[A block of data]

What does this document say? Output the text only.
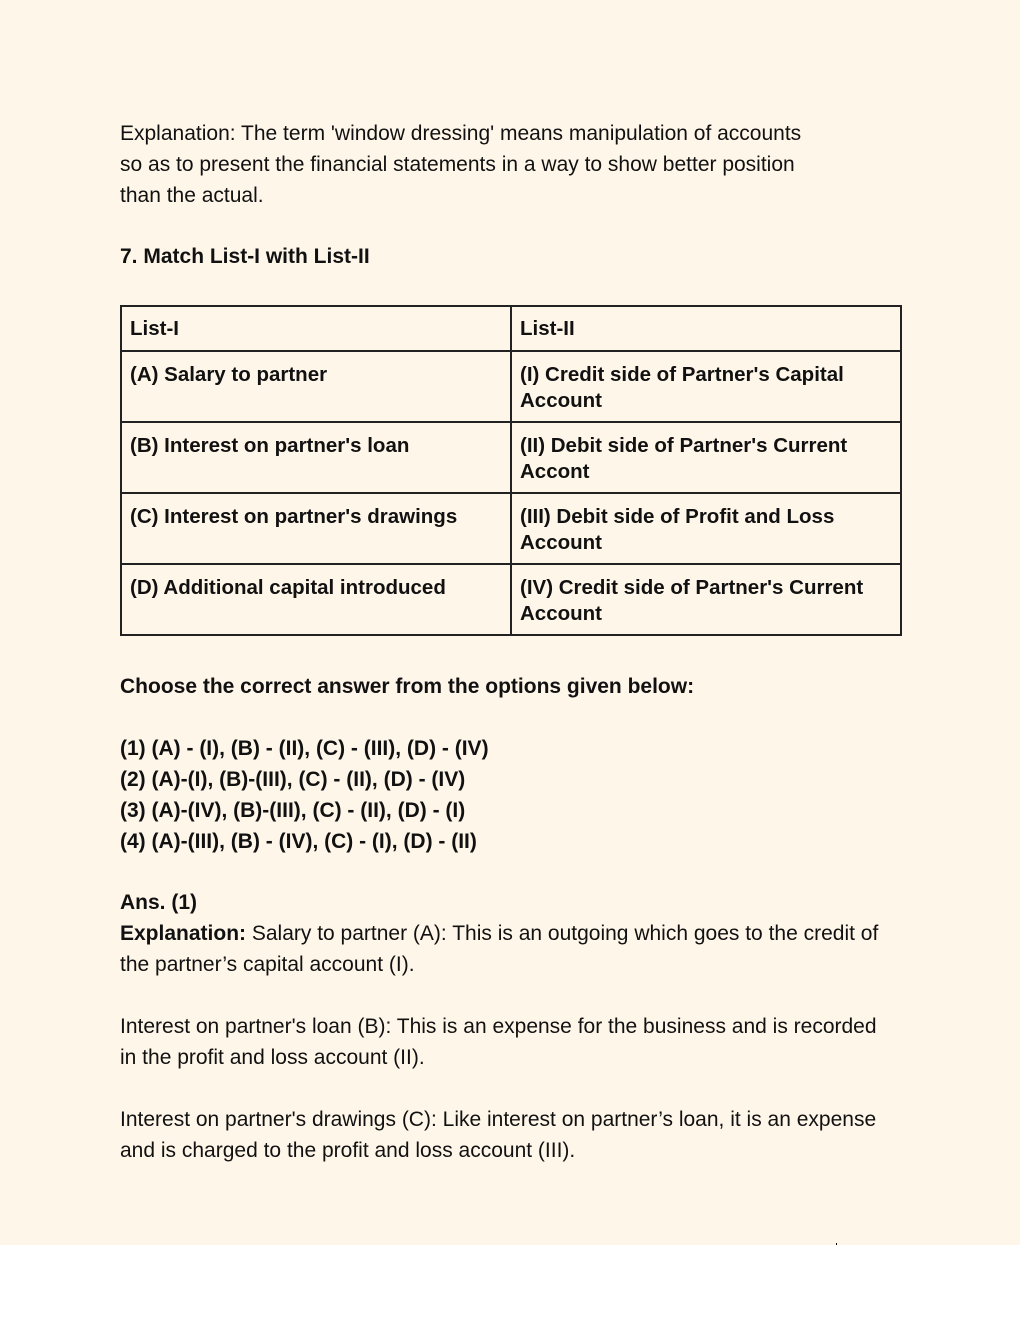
Explanation: The term 'window dressing' means manipulation of accounts

so as to present the financial statements in a way to show better position

than the actual.

7. Match List-I with List-II
List-I	List-II
(A) Salary to partner	(I) Credit side of Partner's Capital Account
(B) Interest on partner's loan	(II) Debit side of Partner's Current Accont
(C) Interest on partner's drawings	(III) Debit side of Profit and Loss Account
(D) Additional capital introduced	(IV) Credit side of Partner's Current Account
Choose the correct answer from the options given below:

(1) (A) - (I), (B) - (II), (C) - (III), (D) - (IV)

(2) (A)-(I), (B)-(III), (C) - (II), (D) - (IV)

(3) (A)-(IV), (B)-(III), (C) - (II), (D) - (I)

(4) (A)-(III), (B) - (IV), (C) - (I), (D) - (II)

Ans. (1)

Explanation: Salary to partner (A): This is an outgoing which goes to the credit of the partner’s capital account (I).

Interest on partner's loan (B): This is an expense for the business and is recorded in the profit and loss account (II).

Interest on partner's drawings (C): Like interest on partner’s loan, it is an expense and is charged to the profit and loss account (III).
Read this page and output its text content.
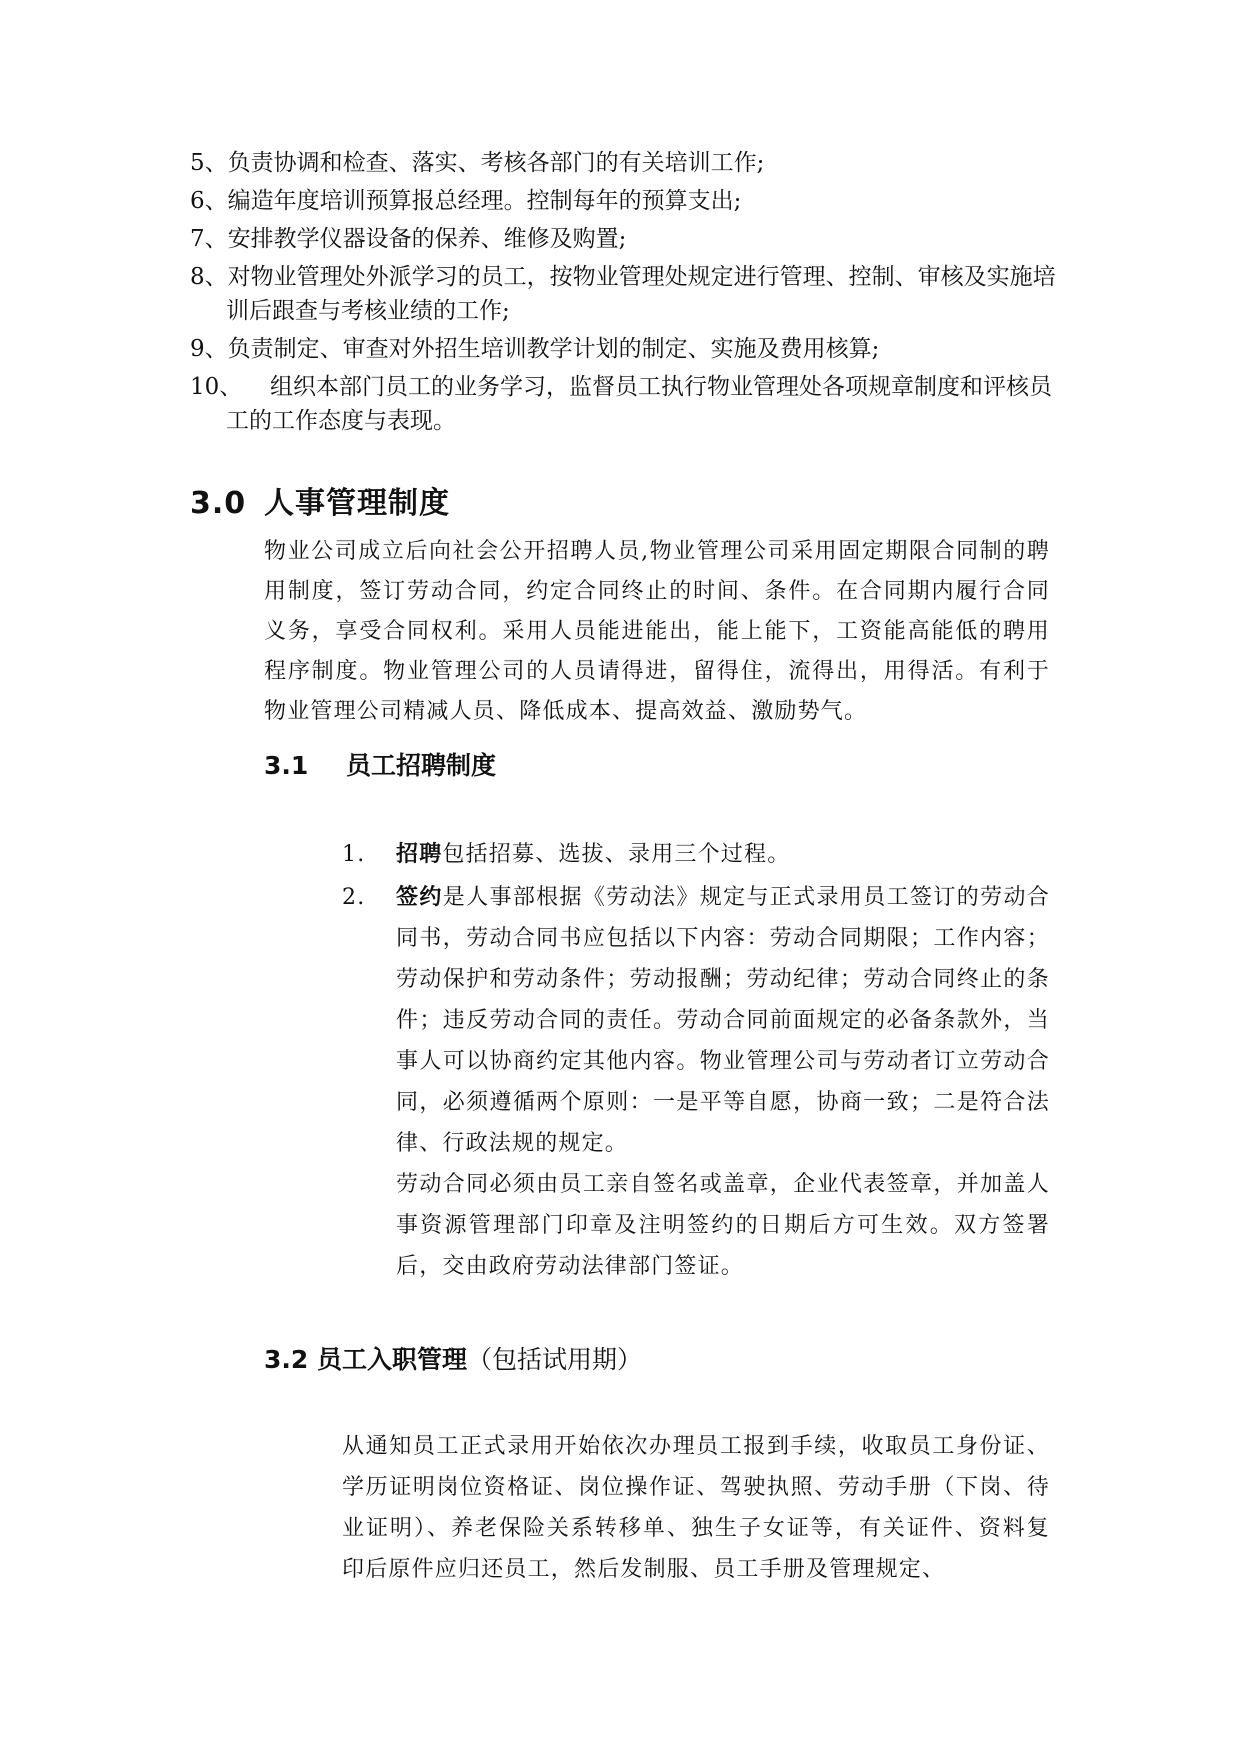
5、 负责协调和检查、落实、考核各部门的有关培训工作;
6、 编造年度培训预算报总经理。控制每年的预算支出;
7、 安排教学仪器设备的保养、维修及购置;
8、对物业管理处外派学习的员工，按物业管理处规定进行管理、控制、审核及实施培训后跟查与考核业绩的工作;
9、 负责制定、审查对外招生培训教学计划的制定、实施及费用核算;
10、 组织本部门员工的业务学习，监督员工执行物业管理处各项规章制度和评核员工的工作态度与表现。
3.0 人事管理制度
物业公司成立后向社会公开招聘人员,物业管理公司采用固定期限合同制的聘用制度，签订劳动合同，约定合同终止的时间、条件。在合同期内履行合同义务，享受合同权利。采用人员能进能出，能上能下，工资能高能低的聘用程序制度。物业管理公司的人员请得进，留得住，流得出，用得活。有利于物业管理公司精减人员、降低成本、提高效益、激励势气。
3.1 员工招聘制度
1.	招聘包括招募、选拔、录用三个过程。
2.	签约是人事部根据《劳动法》规定与正式录用员工签订的劳动合同书，劳动合同书应包括以下内容：劳动合同期限；工作内容；劳动保护和劳动条件；劳动报酬；劳动纪律；劳动合同终止的条件；违反劳动合同的责任。劳动合同前面规定的必备条款外，当事人可以协商约定其他内容。物业管理公司与劳动者订立劳动合同，必须遵循两个原则：一是平等自愿，协商一致；二是符合法律、行政法规的规定。
劳动合同必须由员工亲自签名或盖章，企业代表签章，并加盖人事资源管理部门印章及注明签约的日期后方可生效。双方签署后，交由政府劳动法律部门签证。
3.2 员工入职管理（包括试用期）
从通知员工正式录用开始依次办理员工报到手续，收取员工身份证、学历证明岗位资格证、岗位操作证、驾驶执照、劳动手册（下岗、待业证明）、养老保险关系转移单、独生子女证等，有关证件、资料复印后原件应归还员工，然后发制服、员工手册及管理规定、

* [Given problem]
How many lines in the listing above contain the string "loan"? Answer with the number only.

* [Exercise output]
3